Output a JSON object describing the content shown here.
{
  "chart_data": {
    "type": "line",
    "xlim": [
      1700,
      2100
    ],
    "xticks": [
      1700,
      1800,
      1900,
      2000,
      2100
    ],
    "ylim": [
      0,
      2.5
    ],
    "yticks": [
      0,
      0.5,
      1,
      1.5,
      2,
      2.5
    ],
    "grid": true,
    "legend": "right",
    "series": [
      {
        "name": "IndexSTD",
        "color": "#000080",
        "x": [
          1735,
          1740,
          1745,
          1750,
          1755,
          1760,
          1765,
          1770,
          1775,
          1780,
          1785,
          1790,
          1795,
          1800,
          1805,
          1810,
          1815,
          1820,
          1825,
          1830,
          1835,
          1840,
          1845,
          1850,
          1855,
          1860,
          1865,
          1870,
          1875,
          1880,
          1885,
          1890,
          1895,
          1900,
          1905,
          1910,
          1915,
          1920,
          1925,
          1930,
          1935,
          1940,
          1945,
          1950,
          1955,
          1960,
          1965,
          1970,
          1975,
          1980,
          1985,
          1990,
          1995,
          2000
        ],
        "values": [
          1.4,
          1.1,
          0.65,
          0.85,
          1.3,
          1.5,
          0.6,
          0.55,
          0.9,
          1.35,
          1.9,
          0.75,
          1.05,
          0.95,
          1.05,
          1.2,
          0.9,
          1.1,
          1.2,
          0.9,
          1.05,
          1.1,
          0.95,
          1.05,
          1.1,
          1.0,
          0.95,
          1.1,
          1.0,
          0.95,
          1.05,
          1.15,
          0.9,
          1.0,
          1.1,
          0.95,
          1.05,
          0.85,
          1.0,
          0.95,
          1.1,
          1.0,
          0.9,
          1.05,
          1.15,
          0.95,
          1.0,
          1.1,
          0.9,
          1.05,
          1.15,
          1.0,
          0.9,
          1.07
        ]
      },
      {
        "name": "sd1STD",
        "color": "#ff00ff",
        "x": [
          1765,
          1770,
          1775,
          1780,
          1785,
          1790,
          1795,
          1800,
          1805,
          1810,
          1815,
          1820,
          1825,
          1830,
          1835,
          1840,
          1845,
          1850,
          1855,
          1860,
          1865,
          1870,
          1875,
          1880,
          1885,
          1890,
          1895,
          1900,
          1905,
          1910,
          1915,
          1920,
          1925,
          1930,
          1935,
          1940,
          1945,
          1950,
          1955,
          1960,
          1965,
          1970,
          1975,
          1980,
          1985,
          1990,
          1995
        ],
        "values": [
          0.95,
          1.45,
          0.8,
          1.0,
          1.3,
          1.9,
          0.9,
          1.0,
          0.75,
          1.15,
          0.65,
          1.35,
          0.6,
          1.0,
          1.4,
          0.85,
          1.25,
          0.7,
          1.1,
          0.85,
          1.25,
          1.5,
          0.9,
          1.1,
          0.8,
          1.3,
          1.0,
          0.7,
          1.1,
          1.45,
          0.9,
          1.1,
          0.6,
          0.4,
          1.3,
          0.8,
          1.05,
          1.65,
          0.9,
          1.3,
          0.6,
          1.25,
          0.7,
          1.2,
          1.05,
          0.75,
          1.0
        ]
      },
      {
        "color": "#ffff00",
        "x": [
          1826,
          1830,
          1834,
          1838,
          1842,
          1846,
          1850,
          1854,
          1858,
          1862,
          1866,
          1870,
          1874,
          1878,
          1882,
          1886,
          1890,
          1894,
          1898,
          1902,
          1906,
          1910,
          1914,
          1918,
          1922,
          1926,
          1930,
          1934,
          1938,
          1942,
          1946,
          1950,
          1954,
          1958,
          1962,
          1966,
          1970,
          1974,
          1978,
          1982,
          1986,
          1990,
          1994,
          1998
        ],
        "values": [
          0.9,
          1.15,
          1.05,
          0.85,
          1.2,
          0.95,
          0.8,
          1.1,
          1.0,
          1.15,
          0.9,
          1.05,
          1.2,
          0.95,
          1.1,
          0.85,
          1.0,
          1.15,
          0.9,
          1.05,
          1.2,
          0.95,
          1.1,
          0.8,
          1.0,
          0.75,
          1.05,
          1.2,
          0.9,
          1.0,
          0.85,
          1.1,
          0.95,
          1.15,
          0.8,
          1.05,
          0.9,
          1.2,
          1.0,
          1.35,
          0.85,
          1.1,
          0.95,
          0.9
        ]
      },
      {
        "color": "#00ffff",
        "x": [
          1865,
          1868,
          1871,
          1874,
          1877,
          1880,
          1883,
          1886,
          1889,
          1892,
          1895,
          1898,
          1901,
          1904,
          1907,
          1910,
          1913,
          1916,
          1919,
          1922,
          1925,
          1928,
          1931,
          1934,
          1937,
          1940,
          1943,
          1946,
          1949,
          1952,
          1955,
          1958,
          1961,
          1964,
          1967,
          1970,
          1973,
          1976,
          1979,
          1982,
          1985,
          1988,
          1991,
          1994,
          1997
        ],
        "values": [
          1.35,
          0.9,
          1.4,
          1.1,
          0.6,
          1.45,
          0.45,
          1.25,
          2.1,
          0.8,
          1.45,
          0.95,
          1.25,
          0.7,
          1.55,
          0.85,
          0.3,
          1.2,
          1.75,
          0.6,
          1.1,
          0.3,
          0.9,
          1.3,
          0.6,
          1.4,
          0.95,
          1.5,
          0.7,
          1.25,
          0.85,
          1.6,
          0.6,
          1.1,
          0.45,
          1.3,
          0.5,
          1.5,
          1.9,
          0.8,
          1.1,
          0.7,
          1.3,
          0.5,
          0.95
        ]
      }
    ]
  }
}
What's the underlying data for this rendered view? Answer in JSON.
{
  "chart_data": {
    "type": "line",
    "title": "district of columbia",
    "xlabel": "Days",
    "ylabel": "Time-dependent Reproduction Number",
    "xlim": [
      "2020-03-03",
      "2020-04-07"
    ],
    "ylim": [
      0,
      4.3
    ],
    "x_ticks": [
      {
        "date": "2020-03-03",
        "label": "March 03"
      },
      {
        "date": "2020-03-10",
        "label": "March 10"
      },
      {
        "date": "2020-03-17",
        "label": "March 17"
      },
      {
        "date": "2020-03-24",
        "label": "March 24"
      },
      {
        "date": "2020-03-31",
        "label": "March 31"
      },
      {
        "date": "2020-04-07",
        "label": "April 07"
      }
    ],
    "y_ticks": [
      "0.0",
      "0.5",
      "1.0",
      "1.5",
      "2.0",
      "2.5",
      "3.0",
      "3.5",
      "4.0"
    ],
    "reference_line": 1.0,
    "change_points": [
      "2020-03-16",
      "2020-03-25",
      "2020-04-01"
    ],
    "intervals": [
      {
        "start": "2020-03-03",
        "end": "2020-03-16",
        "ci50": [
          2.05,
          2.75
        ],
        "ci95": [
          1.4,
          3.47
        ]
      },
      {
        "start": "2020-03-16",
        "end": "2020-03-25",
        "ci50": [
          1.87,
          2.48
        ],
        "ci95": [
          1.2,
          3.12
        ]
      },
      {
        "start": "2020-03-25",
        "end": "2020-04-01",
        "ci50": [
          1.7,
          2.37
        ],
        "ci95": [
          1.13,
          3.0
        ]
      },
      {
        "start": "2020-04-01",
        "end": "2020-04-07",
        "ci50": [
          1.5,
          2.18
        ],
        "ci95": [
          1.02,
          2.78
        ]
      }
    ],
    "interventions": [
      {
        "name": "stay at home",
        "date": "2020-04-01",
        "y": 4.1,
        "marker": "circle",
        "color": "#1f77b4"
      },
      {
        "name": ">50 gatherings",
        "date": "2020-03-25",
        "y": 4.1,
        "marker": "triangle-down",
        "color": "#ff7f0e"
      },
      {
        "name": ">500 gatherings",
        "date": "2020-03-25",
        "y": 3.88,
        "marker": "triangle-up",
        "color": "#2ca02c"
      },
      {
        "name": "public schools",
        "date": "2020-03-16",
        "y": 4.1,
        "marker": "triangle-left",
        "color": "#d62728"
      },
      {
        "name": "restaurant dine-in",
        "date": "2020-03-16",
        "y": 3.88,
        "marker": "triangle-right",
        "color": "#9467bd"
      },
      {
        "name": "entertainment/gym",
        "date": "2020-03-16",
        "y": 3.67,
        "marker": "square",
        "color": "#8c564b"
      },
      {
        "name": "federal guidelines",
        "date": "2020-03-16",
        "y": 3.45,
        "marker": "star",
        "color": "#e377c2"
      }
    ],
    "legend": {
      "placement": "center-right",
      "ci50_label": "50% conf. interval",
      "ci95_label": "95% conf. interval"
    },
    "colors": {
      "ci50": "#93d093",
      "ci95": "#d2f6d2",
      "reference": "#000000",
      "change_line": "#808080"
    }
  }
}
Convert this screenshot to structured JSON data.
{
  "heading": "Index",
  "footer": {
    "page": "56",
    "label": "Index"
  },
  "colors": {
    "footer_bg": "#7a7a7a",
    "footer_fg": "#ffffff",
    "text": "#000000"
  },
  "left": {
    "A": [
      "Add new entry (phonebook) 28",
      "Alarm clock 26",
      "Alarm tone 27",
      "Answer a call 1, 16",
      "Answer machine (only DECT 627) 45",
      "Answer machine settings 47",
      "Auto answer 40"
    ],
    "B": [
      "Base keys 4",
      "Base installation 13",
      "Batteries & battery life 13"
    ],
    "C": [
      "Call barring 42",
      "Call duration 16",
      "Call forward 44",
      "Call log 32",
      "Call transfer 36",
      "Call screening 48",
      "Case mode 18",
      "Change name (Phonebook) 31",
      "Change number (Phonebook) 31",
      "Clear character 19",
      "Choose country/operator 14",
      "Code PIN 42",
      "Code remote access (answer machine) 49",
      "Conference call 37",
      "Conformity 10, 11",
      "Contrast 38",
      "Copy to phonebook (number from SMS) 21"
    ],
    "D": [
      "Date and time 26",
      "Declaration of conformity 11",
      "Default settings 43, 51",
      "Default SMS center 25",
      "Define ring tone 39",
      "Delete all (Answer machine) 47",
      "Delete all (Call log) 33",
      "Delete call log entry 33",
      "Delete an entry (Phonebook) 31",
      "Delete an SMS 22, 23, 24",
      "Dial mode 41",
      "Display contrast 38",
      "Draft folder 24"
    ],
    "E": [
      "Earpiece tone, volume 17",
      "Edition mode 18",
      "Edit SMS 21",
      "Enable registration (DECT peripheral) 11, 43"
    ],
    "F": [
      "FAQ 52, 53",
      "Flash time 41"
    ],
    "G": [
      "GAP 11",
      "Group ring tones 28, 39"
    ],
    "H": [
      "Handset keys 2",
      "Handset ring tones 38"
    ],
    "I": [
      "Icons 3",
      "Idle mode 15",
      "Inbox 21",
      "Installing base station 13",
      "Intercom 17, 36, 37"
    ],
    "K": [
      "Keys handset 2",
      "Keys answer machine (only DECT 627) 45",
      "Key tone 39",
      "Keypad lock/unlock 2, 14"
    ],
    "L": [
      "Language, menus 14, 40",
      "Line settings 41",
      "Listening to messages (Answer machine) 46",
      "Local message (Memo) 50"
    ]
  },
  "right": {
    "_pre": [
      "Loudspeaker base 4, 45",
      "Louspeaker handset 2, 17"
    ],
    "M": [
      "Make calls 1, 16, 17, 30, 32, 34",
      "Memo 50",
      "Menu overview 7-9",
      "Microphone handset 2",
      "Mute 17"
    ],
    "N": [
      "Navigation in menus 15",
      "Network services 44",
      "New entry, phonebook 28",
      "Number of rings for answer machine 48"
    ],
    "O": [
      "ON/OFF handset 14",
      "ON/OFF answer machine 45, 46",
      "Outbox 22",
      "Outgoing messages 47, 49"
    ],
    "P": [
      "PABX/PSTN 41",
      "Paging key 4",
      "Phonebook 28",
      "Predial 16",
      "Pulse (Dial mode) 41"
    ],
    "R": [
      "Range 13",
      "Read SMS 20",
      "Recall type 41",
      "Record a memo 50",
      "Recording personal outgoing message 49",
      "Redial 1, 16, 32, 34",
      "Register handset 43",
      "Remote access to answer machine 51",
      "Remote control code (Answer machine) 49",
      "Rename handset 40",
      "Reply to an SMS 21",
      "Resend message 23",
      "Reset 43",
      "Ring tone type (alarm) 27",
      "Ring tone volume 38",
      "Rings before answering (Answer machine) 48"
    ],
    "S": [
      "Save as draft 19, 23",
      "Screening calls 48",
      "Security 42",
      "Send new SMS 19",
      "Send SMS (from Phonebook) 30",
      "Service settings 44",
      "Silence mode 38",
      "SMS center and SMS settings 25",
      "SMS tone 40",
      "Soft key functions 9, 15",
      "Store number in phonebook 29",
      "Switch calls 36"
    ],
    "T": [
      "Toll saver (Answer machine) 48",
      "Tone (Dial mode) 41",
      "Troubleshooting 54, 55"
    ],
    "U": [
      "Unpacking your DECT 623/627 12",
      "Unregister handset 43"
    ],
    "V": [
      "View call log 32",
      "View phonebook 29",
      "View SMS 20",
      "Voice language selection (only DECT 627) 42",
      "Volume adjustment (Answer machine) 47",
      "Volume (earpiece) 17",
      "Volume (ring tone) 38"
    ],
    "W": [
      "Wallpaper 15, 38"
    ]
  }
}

--------------------------------------------------

- Set problem
Lines holding the word "messages" should be counted across the entries; state only how many there are.

- Answer in full
2